--- Problem statement ---
The data below needs to be returned exactly, line for line.
===== Supplied material
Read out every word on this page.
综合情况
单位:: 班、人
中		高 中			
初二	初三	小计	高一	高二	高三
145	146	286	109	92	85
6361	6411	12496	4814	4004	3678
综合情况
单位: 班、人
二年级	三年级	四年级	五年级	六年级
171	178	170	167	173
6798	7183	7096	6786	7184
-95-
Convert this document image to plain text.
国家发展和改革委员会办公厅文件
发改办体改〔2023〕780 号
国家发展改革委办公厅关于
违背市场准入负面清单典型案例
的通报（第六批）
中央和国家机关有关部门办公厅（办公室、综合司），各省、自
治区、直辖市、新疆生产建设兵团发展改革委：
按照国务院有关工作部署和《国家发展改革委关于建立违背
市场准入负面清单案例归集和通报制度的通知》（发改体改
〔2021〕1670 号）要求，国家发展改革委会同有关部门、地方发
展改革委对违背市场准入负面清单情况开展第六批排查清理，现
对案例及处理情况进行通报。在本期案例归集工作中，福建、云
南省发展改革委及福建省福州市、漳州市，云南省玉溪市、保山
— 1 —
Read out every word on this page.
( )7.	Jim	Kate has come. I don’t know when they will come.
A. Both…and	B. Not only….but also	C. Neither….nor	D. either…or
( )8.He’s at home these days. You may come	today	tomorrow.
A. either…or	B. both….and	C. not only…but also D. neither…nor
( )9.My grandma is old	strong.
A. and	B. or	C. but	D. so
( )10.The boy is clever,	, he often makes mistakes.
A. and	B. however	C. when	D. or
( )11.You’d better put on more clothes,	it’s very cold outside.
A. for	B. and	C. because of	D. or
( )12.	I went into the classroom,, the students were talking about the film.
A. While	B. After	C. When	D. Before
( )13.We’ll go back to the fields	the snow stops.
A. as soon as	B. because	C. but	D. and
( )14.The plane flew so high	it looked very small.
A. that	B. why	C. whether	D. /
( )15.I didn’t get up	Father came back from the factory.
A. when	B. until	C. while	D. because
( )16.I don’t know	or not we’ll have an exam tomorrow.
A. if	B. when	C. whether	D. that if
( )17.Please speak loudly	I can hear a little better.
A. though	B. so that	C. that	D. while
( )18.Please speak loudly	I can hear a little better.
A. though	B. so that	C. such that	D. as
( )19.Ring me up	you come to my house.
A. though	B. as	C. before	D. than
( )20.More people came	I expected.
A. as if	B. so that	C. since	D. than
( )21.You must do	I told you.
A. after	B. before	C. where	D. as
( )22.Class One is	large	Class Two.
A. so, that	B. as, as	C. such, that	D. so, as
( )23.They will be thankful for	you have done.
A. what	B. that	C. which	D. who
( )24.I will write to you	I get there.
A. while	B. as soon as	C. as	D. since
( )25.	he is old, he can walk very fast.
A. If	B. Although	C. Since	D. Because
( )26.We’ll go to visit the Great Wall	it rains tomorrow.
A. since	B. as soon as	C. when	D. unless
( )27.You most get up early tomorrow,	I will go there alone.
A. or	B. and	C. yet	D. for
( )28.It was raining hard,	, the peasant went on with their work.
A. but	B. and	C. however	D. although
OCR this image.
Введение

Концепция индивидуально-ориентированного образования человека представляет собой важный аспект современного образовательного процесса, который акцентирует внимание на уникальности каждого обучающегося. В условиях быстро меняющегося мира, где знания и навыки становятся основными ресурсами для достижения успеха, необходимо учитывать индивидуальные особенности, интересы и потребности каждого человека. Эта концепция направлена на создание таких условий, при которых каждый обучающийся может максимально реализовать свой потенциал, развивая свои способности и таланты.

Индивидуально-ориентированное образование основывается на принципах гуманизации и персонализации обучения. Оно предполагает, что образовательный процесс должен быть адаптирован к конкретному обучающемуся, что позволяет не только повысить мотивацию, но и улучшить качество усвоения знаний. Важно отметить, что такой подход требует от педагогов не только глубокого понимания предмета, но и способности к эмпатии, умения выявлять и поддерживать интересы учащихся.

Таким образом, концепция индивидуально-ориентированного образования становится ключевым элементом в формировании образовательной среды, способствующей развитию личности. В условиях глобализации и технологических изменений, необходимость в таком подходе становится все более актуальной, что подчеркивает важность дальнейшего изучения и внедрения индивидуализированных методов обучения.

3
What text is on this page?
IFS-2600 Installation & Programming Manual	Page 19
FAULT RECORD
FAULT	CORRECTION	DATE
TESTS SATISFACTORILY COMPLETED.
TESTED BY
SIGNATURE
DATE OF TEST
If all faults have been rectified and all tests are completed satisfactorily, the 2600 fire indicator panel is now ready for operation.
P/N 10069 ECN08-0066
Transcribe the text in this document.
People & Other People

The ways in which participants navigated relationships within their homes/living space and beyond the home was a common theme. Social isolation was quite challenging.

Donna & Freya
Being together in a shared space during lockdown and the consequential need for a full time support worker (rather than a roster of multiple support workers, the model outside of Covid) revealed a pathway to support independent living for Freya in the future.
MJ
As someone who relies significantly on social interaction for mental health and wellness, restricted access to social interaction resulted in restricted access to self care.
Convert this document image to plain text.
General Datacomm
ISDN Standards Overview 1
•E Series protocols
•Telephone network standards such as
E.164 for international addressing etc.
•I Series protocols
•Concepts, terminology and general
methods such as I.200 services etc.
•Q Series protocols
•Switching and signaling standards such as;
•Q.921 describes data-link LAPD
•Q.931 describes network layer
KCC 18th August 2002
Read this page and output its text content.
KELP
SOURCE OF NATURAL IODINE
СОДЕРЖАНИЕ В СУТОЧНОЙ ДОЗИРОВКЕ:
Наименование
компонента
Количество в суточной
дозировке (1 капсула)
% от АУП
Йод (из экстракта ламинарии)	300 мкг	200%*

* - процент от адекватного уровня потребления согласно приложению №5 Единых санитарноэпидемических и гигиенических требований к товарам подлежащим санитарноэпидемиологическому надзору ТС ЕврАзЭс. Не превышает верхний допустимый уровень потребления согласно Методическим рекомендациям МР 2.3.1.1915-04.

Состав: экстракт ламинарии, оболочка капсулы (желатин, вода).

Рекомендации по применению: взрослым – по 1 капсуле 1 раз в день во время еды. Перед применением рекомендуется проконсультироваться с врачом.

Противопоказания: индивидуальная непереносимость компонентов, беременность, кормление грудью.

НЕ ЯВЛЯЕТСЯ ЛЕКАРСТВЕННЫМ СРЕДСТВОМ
==========
--- Full output ---
Read out every word on this page.
综合情况
单位:: 班、人
中		高 中			
初二	初三	小计	高一	高二	高三
145	146	286	109	92	85
6361	6411	12496	4814	4004	3678
综合情况
单位: 班、人
二年级	三年级	四年级	五年级	六年级
171	178	170	167	173
6798	7183	7096	6786	7184
-95-
Convert this document image to plain text.
国家发展和改革委员会办公厅文件
发改办体改〔2023〕780 号
国家发展改革委办公厅关于
违背市场准入负面清单典型案例
的通报（第六批）
中央和国家机关有关部门办公厅（办公室、综合司），各省、自
治区、直辖市、新疆生产建设兵团发展改革委：
按照国务院有关工作部署和《国家发展改革委关于建立违背
市场准入负面清单案例归集和通报制度的通知》（发改体改
〔2021〕1670 号）要求，国家发展改革委会同有关部门、地方发
展改革委对违背市场准入负面清单情况开展第六批排查清理，现
对案例及处理情况进行通报。在本期案例归集工作中，福建、云
南省发展改革委及福建省福州市、漳州市，云南省玉溪市、保山
— 1 —
Read out every word on this page.
( )7.	Jim	Kate has come. I don’t know when they will come.
A. Both…and	B. Not only….but also	C. Neither….nor	D. either…or
( )8.He’s at home these days. You may come	today	tomorrow.
A. either…or	B. both….and	C. not only…but also D. neither…nor
( )9.My grandma is old	strong.
A. and	B. or	C. but	D. so
( )10.The boy is clever,	, he often makes mistakes.
A. and	B. however	C. when	D. or
( )11.You’d better put on more clothes,	it’s very cold outside.
A. for	B. and	C. because of	D. or
( )12.	I went into the classroom,, the students were talking about the film.
A. While	B. After	C. When	D. Before
( )13.We’ll go back to the fields	the snow stops.
A. as soon as	B. because	C. but	D. and
( )14.The plane flew so high	it looked very small.
A. that	B. why	C. whether	D. /
( )15.I didn’t get up	Father came back from the factory.
A. when	B. until	C. while	D. because
( )16.I don’t know	or not we’ll have an exam tomorrow.
A. if	B. when	C. whether	D. that if
( )17.Please speak loudly	I can hear a little better.
A. though	B. so that	C. that	D. while
( )18.Please speak loudly	I can hear a little better.
A. though	B. so that	C. such that	D. as
( )19.Ring me up	you come to my house.
A. though	B. as	C. before	D. than
( )20.More people came	I expected.
A. as if	B. so that	C. since	D. than
( )21.You must do	I told you.
A. after	B. before	C. where	D. as
( )22.Class One is	large	Class Two.
A. so, that	B. as, as	C. such, that	D. so, as
( )23.They will be thankful for	you have done.
A. what	B. that	C. which	D. who
( )24.I will write to you	I get there.
A. while	B. as soon as	C. as	D. since
( )25.	he is old, he can walk very fast.
A. If	B. Although	C. Since	D. Because
( )26.We’ll go to visit the Great Wall	it rains tomorrow.
A. since	B. as soon as	C. when	D. unless
( )27.You most get up early tomorrow,	I will go there alone.
A. or	B. and	C. yet	D. for
( )28.It was raining hard,	, the peasant went on with their work.
A. but	B. and	C. however	D. although
OCR this image.
Введение

Концепция индивидуально-ориентированного образования человека представляет собой важный аспект современного образовательного процесса, который акцентирует внимание на уникальности каждого обучающегося. В условиях быстро меняющегося мира, где знания и навыки становятся основными ресурсами для достижения успеха, необходимо учитывать индивидуальные особенности, интересы и потребности каждого человека. Эта концепция направлена на создание таких условий, при которых каждый обучающийся может максимально реализовать свой потенциал, развивая свои способности и таланты.

Индивидуально-ориентированное образование основывается на принципах гуманизации и персонализации обучения. Оно предполагает, что образовательный процесс должен быть адаптирован к конкретному обучающемуся, что позволяет не только повысить мотивацию, но и улучшить качество усвоения знаний. Важно отметить, что такой подход требует от педагогов не только глубокого понимания предмета, но и способности к эмпатии, умения выявлять и поддерживать интересы учащихся.

Таким образом, концепция индивидуально-ориентированного образования становится ключевым элементом в формировании образовательной среды, способствующей развитию личности. В условиях глобализации и технологических изменений, необходимость в таком подходе становится все более актуальной, что подчеркивает важность дальнейшего изучения и внедрения индивидуализированных методов обучения.

3
What text is on this page?
IFS-2600 Installation & Programming Manual	Page 19
FAULT RECORD
FAULT	CORRECTION	DATE
TESTS SATISFACTORILY COMPLETED.
TESTED BY
SIGNATURE
DATE OF TEST
If all faults have been rectified and all tests are completed satisfactorily, the 2600 fire indicator panel is now ready for operation.
P/N 10069 ECN08-0066
Transcribe the text in this document.
People & Other People

The ways in which participants navigated relationships within their homes/living space and beyond the home was a common theme. Social isolation was quite challenging.

Donna & Freya
Being together in a shared space during lockdown and the consequential need for a full time support worker (rather than a roster of multiple support workers, the model outside of Covid) revealed a pathway to support independent living for Freya in the future.
MJ
As someone who relies significantly on social interaction for mental health and wellness, restricted access to social interaction resulted in restricted access to self care.
Convert this document image to plain text.
General Datacomm
ISDN Standards Overview 1
•E Series protocols
•Telephone network standards such as
E.164 for international addressing etc.
•I Series protocols
•Concepts, terminology and general
methods such as I.200 services etc.
•Q Series protocols
•Switching and signaling standards such as;
•Q.921 describes data-link LAPD
•Q.931 describes network layer
KCC 18th August 2002
Read this page and output its text content.
KELP
SOURCE OF NATURAL IODINE
СОДЕРЖАНИЕ В СУТОЧНОЙ ДОЗИРОВКЕ:
Наименование
компонента
Количество в суточной
дозировке (1 капсула)
% от АУП
Йод (из экстракта ламинарии)	300 мкг	200%*

* - процент от адекватного уровня потребления согласно приложению №5 Единых санитарноэпидемических и гигиенических требований к товарам подлежащим санитарноэпидемиологическому надзору ТС ЕврАзЭс. Не превышает верхний допустимый уровень потребления согласно Методическим рекомендациям МР 2.3.1.1915-04.

Состав: экстракт ламинарии, оболочка капсулы (желатин, вода).

Рекомендации по применению: взрослым – по 1 капсуле 1 раз в день во время еды. Перед применением рекомендуется проконсультироваться с врачом.

Противопоказания: индивидуальная непереносимость компонентов, беременность, кормление грудью.

НЕ ЯВЛЯЕТСЯ ЛЕКАРСТВЕННЫМ СРЕДСТВОМ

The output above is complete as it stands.